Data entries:
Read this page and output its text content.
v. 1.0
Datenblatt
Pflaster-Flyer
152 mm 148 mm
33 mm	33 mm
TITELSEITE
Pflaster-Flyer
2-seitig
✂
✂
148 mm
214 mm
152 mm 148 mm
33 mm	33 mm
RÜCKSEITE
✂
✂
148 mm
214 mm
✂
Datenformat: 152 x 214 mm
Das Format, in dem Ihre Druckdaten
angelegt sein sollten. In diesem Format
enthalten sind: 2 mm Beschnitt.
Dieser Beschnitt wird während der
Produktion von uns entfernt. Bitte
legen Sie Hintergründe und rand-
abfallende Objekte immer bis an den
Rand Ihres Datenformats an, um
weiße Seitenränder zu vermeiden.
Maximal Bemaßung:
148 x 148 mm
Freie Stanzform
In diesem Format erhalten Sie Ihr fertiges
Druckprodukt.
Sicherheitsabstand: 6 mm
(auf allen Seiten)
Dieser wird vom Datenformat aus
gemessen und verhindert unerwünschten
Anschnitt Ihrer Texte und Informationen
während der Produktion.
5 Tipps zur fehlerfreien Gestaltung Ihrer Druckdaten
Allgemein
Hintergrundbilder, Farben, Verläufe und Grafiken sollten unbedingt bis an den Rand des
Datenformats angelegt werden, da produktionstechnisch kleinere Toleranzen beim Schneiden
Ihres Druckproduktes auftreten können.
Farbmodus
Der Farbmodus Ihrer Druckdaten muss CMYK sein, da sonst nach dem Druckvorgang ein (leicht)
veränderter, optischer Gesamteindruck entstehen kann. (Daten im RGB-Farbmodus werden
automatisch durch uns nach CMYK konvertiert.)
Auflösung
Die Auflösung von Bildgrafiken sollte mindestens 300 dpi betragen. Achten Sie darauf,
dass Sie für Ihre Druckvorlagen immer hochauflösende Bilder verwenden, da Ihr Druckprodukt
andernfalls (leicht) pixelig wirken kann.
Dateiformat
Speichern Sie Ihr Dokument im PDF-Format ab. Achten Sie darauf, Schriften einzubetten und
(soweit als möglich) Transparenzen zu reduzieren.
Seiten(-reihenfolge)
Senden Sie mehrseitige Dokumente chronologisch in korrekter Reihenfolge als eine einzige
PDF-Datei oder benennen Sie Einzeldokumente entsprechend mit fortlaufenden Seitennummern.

**The exercise:** Copy in full each line that holds the word "immer".

**Answer below:**
abfallende Objekte immer bis an den
dass Sie für Ihre Druckvorlagen immer hochauflösende Bilder verwenden, da Ihr Druckprodukt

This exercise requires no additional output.